Raw records:
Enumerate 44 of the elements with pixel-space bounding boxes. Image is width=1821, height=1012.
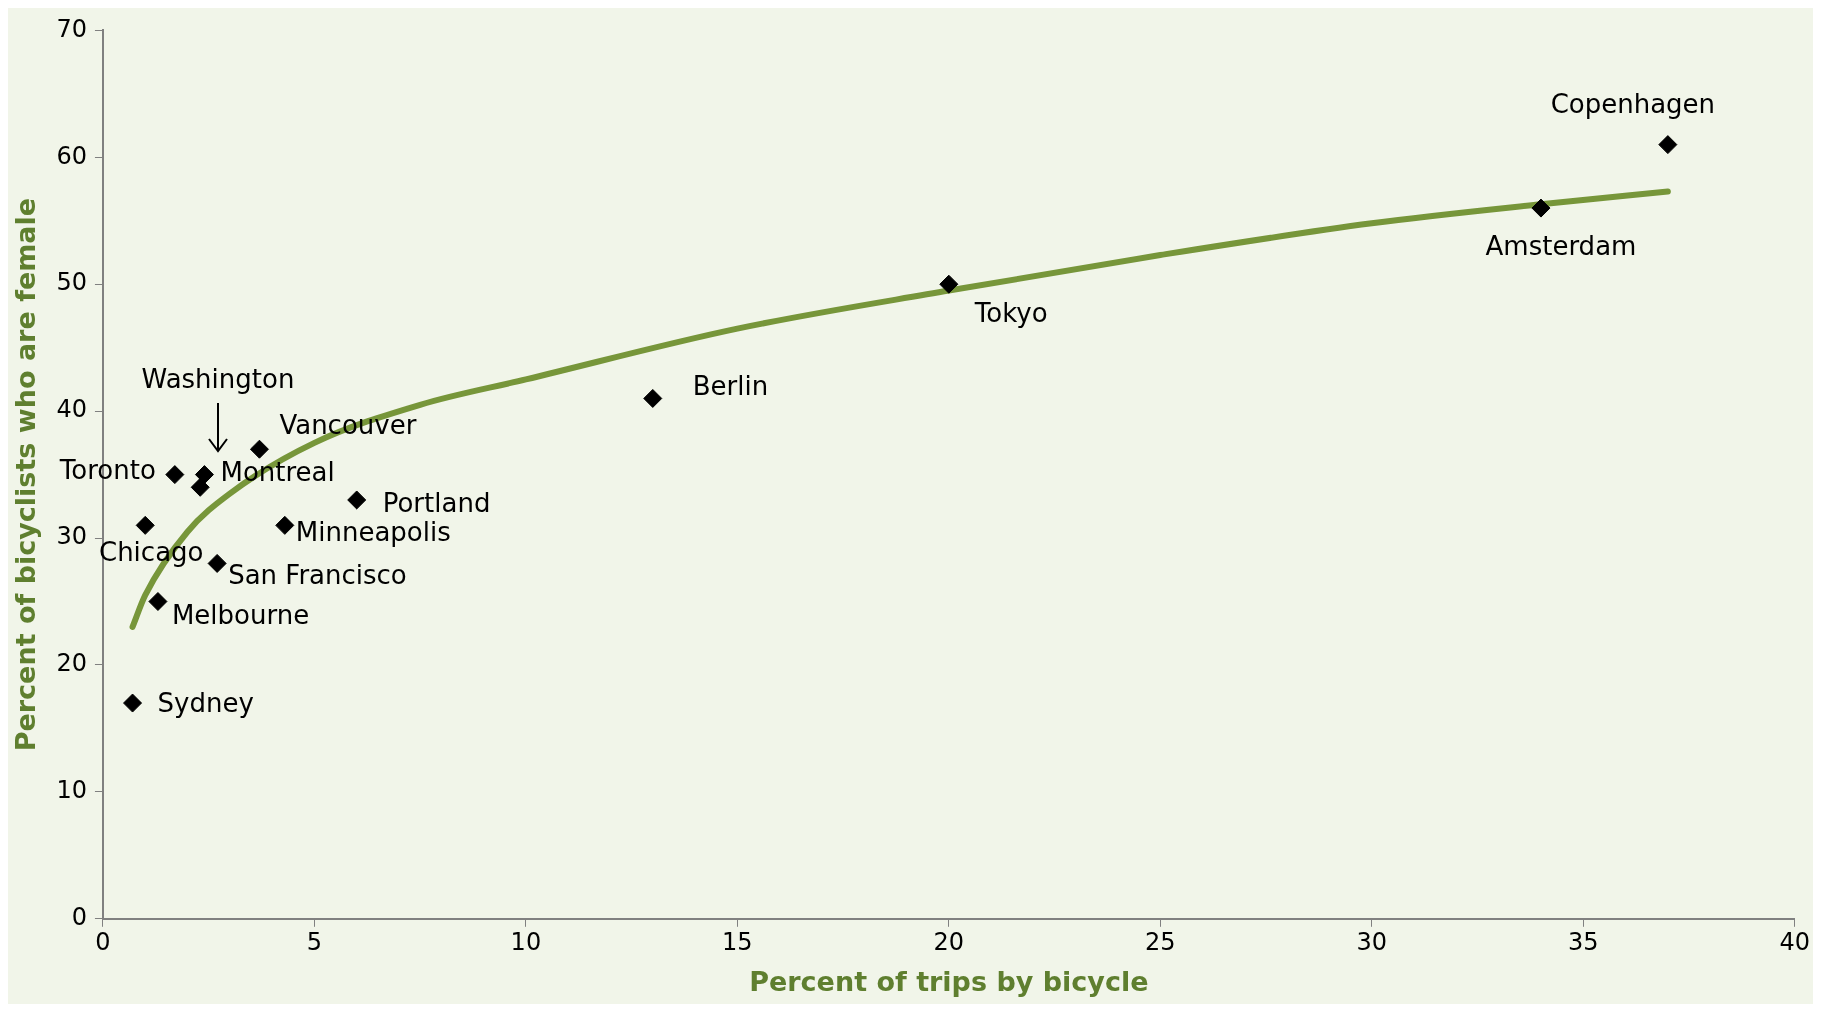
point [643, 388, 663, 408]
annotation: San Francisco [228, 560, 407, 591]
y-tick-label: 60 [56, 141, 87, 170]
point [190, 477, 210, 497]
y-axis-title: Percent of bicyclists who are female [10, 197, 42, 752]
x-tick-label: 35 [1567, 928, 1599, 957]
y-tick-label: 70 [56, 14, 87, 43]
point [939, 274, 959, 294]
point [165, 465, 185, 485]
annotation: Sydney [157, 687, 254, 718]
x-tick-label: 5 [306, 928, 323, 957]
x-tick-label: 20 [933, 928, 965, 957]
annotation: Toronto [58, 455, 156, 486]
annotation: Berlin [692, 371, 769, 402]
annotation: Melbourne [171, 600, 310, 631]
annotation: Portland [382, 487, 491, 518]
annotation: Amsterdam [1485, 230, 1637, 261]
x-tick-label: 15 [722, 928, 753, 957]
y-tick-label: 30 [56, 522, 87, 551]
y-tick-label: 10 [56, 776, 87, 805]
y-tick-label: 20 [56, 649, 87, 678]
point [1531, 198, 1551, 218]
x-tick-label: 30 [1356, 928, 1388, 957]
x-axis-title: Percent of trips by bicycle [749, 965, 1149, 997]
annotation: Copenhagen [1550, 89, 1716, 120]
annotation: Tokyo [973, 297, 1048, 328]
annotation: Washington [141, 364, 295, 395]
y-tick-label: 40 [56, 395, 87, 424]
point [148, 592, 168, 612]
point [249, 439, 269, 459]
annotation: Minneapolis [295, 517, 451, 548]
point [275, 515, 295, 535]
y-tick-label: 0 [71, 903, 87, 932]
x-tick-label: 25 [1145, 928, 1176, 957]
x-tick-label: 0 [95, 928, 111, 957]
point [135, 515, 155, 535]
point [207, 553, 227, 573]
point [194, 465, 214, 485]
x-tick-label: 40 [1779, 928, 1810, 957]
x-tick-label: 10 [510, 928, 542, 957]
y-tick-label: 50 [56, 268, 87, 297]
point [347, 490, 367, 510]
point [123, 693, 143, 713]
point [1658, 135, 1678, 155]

Written request: Give each line of the listing above as a row in a Markdown table with the columns "No." and "Line", skipping blank lines and leaving out the pictures.

Complete output:
| No. | Line |
|---|---|
| 1 | Enumerate 44 of the elements with pixel-space bounding boxes. Image is width=1821, height=1012. |
| 2 | point [643, 388, 663, 408] |
| 3 | annotation: San Francisco [228, 560, 407, 591] |
| 4 | y-tick-label: 60 [56, 141, 87, 170] |
| 5 | point [190, 477, 210, 497] |
| 6 | y-axis-title: Percent of bicyclists who are female [10, 197, 42, 752] |
| 7 | x-tick-label: 35 [1567, 928, 1599, 957] |
| 8 | y-tick-label: 70 [56, 14, 87, 43] |
| 9 | point [939, 274, 959, 294] |
| 10 | point [165, 465, 185, 485] |
| 11 | annotation: Sydney [157, 687, 254, 718] |
| 12 | x-tick-label: 5 [306, 928, 323, 957] |
| 13 | x-tick-label: 20 [933, 928, 965, 957] |
| 14 | annotation: Toronto [58, 455, 156, 486] |
| 15 | annotation: Berlin [692, 371, 769, 402] |
| 16 | annotation: Melbourne [171, 600, 310, 631] |
| 17 | annotation: Portland [382, 487, 491, 518] |
| 18 | annotation: Amsterdam [1485, 230, 1637, 261] |
| 19 | x-tick-label: 15 [722, 928, 753, 957] |
| 20 | y-tick-label: 30 [56, 522, 87, 551] |
| 21 | y-tick-label: 10 [56, 776, 87, 805] |
| 22 | y-tick-label: 20 [56, 649, 87, 678] |
| 23 | point [1531, 198, 1551, 218] |
| 24 | x-tick-label: 30 [1356, 928, 1388, 957] |
| 25 | x-axis-title: Percent of trips by bicycle [749, 965, 1149, 997] |
| 26 | annotation: Copenhagen [1550, 89, 1716, 120] |
| 27 | annotation: Tokyo [973, 297, 1048, 328] |
| 28 | annotation: Washington [141, 364, 295, 395] |
| 29 | y-tick-label: 40 [56, 395, 87, 424] |
| 30 | point [148, 592, 168, 612] |
| 31 | point [249, 439, 269, 459] |
| 32 | annotation: Minneapolis [295, 517, 451, 548] |
| 33 | point [275, 515, 295, 535] |
| 34 | y-tick-label: 0 [71, 903, 87, 932] |
| 35 | x-tick-label: 25 [1145, 928, 1176, 957] |
| 36 | x-tick-label: 0 [95, 928, 111, 957] |
| 37 | point [135, 515, 155, 535] |
| 38 | point [207, 553, 227, 573] |
| 39 | point [194, 465, 214, 485] |
| 40 | x-tick-label: 40 [1779, 928, 1810, 957] |
| 41 | x-tick-label: 10 [510, 928, 542, 957] |
| 42 | y-tick-label: 50 [56, 268, 87, 297] |
| 43 | point [347, 490, 367, 510] |
| 44 | point [123, 693, 143, 713] |
| 45 | point [1658, 135, 1678, 155] |